- _What you should do_
Give the count of lines that include the string "still". Add nothing to it.

- _Data records_

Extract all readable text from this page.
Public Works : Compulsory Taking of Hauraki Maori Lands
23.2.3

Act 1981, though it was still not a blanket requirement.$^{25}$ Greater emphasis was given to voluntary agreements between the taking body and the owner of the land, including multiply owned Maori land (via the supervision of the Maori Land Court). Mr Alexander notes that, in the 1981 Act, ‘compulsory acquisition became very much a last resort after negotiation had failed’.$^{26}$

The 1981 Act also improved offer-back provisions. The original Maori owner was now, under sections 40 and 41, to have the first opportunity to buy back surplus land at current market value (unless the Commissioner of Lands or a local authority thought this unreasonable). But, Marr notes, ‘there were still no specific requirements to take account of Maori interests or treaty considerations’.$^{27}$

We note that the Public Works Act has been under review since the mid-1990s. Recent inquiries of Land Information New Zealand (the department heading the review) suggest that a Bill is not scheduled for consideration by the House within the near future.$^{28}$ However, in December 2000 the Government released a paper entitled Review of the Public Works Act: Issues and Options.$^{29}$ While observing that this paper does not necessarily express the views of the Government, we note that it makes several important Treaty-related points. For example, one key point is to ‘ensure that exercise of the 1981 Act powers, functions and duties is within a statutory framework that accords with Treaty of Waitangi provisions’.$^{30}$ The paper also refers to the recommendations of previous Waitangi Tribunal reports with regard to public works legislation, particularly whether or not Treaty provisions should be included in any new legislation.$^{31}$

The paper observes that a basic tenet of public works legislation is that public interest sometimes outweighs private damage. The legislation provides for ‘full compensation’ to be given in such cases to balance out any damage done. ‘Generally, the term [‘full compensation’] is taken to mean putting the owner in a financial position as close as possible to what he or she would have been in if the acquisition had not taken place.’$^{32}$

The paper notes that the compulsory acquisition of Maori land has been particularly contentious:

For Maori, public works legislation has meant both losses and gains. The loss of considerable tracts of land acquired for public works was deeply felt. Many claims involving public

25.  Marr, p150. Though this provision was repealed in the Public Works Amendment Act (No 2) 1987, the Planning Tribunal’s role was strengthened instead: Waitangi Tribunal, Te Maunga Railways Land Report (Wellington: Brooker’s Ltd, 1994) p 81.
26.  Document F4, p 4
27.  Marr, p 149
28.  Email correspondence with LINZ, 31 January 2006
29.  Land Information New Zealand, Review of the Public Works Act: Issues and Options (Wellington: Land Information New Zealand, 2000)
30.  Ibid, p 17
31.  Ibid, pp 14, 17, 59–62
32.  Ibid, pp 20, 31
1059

- _Response to this exercise_
2